::: RECORDS FOR PROCESSING :::

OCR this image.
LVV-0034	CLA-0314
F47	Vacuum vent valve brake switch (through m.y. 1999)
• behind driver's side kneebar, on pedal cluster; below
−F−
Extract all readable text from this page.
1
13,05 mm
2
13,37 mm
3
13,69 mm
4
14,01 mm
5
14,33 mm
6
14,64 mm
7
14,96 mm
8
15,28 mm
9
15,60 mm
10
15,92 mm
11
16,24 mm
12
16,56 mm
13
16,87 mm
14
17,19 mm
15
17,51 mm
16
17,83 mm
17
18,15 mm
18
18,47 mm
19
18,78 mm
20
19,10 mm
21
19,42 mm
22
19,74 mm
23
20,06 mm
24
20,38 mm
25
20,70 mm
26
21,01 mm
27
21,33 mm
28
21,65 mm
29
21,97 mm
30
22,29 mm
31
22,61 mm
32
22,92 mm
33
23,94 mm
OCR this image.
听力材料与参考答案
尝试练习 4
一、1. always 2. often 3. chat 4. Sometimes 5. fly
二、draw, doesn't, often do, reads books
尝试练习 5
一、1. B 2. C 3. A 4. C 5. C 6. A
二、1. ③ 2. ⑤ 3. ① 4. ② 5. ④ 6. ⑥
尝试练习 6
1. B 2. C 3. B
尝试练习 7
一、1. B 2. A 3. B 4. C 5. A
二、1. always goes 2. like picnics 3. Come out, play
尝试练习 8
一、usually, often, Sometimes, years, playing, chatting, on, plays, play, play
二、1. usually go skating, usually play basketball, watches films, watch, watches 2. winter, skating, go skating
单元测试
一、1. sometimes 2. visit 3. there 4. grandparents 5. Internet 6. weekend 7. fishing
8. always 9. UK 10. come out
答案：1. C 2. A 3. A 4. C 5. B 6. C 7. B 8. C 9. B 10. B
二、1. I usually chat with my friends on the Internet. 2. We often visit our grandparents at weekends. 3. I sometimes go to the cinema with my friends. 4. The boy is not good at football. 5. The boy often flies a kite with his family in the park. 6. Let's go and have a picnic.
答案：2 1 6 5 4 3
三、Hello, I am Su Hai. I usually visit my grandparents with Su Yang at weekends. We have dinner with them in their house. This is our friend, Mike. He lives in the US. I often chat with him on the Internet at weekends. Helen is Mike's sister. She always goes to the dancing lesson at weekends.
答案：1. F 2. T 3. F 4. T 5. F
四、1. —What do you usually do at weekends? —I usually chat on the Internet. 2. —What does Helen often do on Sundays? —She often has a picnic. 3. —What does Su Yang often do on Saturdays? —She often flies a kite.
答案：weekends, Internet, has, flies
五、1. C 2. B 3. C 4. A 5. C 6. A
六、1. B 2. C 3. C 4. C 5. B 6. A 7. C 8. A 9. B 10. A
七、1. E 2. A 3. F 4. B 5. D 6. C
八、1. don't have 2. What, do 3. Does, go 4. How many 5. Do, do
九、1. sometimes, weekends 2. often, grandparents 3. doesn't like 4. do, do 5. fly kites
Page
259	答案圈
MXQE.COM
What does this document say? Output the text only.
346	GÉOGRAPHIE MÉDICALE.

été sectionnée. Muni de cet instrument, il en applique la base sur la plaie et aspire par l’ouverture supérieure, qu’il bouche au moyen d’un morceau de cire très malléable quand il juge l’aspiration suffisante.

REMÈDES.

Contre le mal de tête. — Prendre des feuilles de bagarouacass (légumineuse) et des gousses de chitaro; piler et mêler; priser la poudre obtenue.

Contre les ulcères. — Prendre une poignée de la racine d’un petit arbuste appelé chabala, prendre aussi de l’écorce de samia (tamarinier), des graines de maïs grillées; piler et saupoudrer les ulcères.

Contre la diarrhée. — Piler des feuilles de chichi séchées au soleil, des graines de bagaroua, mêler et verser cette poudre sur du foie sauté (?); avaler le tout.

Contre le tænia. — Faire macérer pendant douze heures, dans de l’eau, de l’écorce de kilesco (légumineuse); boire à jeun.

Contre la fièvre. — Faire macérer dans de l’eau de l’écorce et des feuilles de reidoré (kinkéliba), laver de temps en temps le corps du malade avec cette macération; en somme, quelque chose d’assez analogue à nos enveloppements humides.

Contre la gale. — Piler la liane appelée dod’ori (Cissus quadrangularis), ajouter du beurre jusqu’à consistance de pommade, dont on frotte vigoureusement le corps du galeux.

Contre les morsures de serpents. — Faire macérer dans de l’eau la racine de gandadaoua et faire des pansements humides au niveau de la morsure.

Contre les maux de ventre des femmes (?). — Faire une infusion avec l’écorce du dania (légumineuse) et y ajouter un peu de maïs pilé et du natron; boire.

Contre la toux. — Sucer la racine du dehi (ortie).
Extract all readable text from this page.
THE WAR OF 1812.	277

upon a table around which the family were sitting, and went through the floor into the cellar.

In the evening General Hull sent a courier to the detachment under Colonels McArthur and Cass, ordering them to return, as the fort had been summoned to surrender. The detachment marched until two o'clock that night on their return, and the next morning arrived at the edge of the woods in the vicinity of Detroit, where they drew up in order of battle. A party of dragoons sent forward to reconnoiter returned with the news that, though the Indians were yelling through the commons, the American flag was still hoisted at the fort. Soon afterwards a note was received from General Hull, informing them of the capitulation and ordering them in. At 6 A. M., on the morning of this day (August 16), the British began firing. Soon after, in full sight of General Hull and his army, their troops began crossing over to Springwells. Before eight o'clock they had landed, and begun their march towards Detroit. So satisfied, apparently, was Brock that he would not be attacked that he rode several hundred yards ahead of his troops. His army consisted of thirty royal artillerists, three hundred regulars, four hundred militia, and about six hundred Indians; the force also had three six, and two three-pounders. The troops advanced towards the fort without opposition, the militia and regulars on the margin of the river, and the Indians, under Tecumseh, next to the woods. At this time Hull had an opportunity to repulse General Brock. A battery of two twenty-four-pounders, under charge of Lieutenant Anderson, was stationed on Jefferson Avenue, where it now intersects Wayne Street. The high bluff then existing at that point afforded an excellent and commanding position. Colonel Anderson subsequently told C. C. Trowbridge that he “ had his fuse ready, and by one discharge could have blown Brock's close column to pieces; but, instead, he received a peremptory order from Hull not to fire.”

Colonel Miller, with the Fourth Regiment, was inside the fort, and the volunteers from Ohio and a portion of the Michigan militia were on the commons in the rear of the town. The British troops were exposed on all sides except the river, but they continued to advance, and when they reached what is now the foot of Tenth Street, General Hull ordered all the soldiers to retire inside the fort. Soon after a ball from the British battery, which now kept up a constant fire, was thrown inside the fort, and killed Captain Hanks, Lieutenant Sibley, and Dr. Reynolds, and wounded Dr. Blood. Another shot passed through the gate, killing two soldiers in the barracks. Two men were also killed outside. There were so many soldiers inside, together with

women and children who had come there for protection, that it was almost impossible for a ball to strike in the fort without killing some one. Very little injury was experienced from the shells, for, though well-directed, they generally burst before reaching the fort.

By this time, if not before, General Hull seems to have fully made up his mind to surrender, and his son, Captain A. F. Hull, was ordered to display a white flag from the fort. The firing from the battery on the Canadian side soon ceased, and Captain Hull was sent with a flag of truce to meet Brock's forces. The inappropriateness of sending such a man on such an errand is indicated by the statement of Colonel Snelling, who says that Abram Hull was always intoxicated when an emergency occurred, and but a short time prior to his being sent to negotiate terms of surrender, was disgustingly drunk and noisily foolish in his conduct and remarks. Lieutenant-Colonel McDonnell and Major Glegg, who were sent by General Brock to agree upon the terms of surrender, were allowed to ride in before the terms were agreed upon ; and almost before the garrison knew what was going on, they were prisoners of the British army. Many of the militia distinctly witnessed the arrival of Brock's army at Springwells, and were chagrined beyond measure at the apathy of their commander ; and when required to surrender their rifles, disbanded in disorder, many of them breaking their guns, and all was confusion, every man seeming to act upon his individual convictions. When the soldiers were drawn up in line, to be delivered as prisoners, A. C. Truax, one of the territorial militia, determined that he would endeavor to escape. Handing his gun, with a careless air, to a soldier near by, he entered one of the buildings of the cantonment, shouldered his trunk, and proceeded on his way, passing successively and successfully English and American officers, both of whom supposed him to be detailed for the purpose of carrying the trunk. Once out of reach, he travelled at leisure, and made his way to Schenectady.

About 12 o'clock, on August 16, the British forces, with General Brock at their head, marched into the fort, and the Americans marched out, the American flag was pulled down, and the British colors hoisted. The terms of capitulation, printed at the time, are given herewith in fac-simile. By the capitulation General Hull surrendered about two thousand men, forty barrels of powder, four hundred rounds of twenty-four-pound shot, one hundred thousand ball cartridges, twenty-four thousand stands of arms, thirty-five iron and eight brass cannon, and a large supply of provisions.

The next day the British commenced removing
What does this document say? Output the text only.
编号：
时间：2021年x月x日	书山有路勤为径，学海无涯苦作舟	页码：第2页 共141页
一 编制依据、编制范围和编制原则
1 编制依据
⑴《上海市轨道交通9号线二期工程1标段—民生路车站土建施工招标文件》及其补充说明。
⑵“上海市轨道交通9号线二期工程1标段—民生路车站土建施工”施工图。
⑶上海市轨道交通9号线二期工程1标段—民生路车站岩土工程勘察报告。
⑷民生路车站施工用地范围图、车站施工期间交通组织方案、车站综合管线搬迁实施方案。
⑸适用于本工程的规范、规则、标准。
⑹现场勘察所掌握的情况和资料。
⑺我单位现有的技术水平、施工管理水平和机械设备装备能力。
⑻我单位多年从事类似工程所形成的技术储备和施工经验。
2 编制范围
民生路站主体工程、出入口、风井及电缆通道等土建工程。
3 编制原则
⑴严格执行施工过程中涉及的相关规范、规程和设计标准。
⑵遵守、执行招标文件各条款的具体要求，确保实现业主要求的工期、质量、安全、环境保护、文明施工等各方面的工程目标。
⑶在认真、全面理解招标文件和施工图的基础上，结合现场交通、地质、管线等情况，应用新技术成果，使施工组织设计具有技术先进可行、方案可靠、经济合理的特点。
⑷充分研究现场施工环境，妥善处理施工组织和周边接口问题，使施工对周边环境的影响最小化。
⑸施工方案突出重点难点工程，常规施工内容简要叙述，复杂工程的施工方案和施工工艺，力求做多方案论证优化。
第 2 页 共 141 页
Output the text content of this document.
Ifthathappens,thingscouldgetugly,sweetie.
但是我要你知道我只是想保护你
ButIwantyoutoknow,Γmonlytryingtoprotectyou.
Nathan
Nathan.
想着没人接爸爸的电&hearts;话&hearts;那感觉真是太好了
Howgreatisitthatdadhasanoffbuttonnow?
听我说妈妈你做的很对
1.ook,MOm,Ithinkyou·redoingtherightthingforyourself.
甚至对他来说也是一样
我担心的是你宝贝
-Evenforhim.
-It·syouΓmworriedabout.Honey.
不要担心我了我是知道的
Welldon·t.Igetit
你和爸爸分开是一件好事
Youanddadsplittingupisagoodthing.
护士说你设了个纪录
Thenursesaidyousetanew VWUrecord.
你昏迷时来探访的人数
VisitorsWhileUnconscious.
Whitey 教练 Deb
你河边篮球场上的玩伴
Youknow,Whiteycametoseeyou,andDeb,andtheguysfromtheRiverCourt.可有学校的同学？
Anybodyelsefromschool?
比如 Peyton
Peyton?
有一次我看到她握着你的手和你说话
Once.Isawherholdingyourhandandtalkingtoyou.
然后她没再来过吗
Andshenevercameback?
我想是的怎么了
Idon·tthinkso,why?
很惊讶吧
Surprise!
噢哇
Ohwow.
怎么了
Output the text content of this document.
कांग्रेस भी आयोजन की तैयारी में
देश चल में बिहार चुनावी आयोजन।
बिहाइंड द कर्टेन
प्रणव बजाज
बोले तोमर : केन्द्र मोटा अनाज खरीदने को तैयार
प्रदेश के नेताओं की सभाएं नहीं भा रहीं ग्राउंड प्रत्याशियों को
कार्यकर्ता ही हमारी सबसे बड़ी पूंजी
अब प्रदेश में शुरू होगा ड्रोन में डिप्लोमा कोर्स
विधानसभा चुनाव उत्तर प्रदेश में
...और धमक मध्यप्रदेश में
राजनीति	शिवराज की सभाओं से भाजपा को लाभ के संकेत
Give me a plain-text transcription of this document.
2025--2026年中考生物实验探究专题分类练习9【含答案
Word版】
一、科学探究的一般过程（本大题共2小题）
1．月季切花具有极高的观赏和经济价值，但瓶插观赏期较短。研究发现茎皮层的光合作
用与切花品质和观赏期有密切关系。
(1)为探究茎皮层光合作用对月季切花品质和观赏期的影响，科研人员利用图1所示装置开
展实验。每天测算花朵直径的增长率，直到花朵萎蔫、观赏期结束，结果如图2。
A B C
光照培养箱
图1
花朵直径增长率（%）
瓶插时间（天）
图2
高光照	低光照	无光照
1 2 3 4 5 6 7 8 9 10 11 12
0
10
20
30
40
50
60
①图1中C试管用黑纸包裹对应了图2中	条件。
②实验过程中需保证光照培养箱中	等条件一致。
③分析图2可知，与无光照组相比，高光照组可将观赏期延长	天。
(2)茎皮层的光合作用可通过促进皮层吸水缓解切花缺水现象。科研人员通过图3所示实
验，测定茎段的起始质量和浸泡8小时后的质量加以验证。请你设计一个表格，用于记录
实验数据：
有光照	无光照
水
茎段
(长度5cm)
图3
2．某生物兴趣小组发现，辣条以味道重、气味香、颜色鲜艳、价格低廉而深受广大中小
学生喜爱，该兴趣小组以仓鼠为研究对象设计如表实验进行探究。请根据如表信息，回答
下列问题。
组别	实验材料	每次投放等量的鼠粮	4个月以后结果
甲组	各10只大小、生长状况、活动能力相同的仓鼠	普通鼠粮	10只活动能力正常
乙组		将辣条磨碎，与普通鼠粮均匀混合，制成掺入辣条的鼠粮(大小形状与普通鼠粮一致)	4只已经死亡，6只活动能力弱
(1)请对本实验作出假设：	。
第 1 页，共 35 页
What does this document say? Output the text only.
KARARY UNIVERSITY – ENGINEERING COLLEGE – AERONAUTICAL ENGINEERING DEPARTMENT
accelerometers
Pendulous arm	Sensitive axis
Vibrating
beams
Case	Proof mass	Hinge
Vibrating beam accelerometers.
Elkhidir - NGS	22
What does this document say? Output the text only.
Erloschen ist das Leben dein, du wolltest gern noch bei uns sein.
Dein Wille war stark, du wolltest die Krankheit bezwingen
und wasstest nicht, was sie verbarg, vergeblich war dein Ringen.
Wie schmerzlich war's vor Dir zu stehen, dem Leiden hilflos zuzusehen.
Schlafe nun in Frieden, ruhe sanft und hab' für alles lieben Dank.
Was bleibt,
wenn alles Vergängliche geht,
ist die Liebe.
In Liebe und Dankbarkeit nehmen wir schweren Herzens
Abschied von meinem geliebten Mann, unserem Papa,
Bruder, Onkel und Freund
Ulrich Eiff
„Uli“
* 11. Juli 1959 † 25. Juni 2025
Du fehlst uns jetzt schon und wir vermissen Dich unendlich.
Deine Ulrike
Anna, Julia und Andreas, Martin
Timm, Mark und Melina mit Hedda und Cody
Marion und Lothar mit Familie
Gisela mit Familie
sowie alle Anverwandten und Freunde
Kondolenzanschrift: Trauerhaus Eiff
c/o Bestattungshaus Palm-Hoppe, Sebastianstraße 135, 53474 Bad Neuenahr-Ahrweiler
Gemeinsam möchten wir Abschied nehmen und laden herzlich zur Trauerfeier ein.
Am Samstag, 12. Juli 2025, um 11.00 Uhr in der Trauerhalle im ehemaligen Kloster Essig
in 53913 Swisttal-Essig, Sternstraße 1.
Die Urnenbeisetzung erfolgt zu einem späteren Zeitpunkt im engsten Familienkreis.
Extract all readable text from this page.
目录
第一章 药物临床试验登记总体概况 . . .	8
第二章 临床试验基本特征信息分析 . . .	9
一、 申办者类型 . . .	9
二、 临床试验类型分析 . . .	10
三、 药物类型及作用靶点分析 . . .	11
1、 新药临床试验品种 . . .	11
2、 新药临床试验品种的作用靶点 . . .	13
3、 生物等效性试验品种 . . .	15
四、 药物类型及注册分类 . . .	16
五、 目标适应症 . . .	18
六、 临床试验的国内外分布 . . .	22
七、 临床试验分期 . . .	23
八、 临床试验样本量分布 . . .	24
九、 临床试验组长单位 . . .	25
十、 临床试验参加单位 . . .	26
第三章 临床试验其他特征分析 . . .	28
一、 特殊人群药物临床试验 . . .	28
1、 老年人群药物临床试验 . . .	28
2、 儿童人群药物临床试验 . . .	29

:::

> _WHAT THE TASK REQUIRES_: Look over the material above and show each line where "écorce" appears.

> _ANSWER FOR THE TASK_:
Contre les ulcères. — Prendre une poignée de la racine d’un petit arbuste appelé chabala, prendre aussi de l’écorce de samia (tamarinier), des graines de maïs grillées; piler et saupoudrer les ulcères.
Contre le tænia. — Faire macérer pendant douze heures, dans de l’eau, de l’écorce de kilesco (légumineuse); boire à jeun.
Contre la fièvre. — Faire macérer dans de l’eau de l’écorce et des feuilles de reidoré (kinkéliba), laver de temps en temps le corps du malade avec cette macération; en somme, quelque chose d’assez analogue à nos enveloppements humides.
Contre les maux de ventre des femmes (?). — Faire une infusion avec l’écorce du dania (légumineuse) et y ajouter un peu de maïs pilé et du natron; boire.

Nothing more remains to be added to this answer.